**EXERCISE PROMPT**:
Reproduce word for word the passage below about workplace safety at SeaWorld.

**EXTRACT TO READ**:
PhotoThe issue of workplace safety — or lack thereof — at SeaWorld made headlines in 2010, when a 20-foot orca (the black-and-white aquatic mammal also called the “killer whale”) dragged a trainer underwater and drowned her.

The story was put to film in the 2013 movie Blackfish, which the Internet Movie Database (IMDB) described as follows: “Notorious killer whale Tilikum is responsible for the deaths of three individuals, including a top killer whale trainer. Blackfish shows the sometimes devastating consequences of keeping such intelligent and sentient creatures in captivity.”

And just this month, a D.C. Circuit Court ruled that as a result of that 2010 drowning and other incidents, SeaWorld must pay fines and implement certain safety standards, since it exposed its human employees to “recognized hazards.”

Not surprisingly, SeaWorld took issue with the ruling.

**SUPPLIED MATERIAL**:

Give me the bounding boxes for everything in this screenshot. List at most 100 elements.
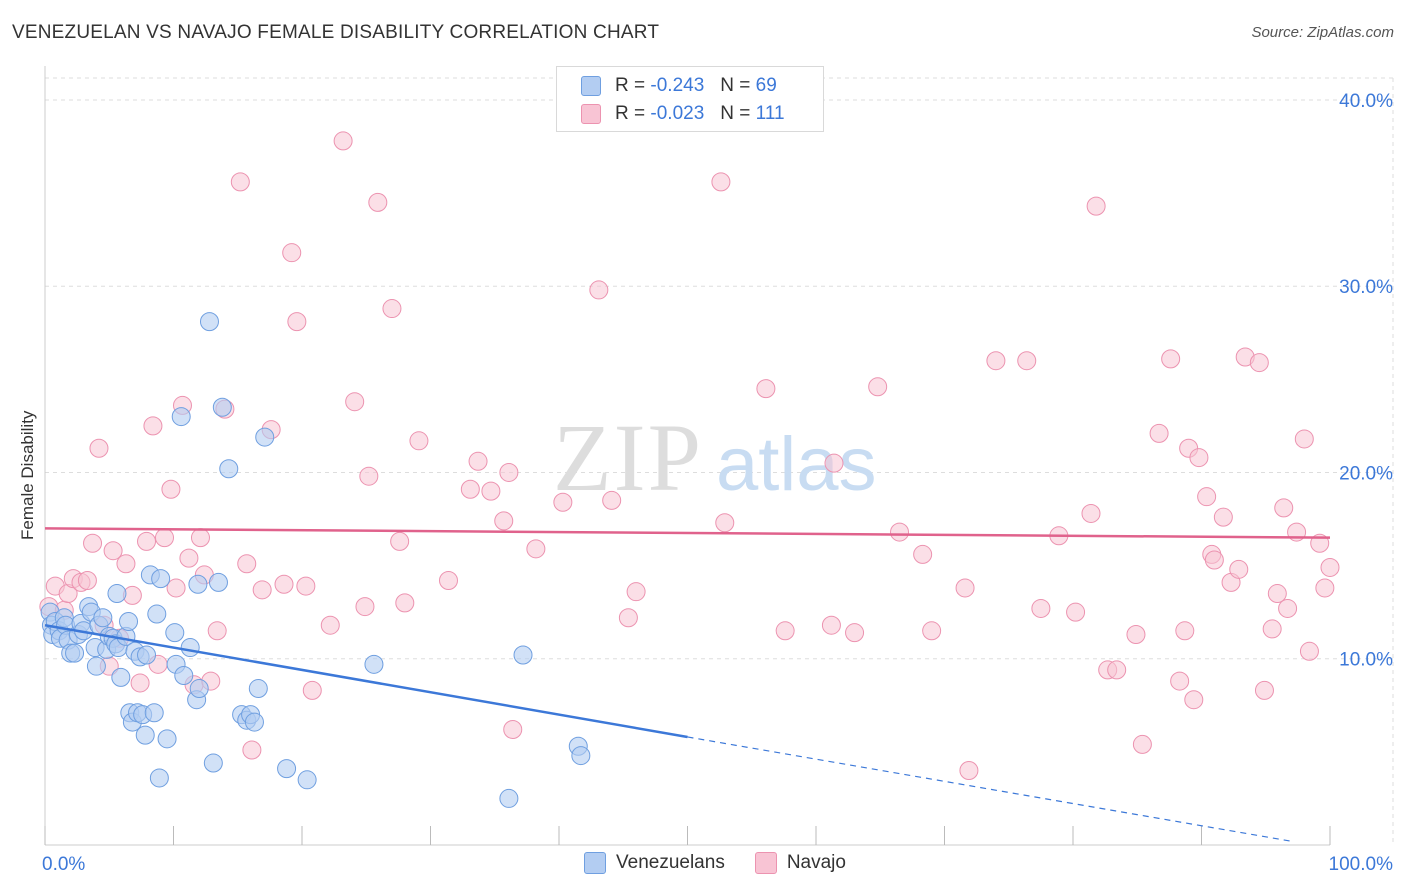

**WRITTEN SOLUTION**:
PhotoThe issue of workplace safety — or lack thereof — at SeaWorld made headlines in 2010, when a 20-foot orca (the black-and-white aquatic mammal also called the “killer whale”) dragged a trainer underwater and drowned her.

The story was put to film in the 2013 movie Blackfish, which the Internet Movie Database (IMDB) described as follows: “Notorious killer whale Tilikum is responsible for the deaths of three individuals, including a top killer whale trainer. Blackfish shows the sometimes devastating consequences of keeping such intelligent and sentient creatures in captivity.”

And just this month, a D.C. Circuit Court ruled that as a result of that 2010 drowning and other incidents, SeaWorld must pay fines and implement certain safety standards, since it exposed its human employees to “recognized hazards.”

Not surprisingly, SeaWorld took issue with the ruling.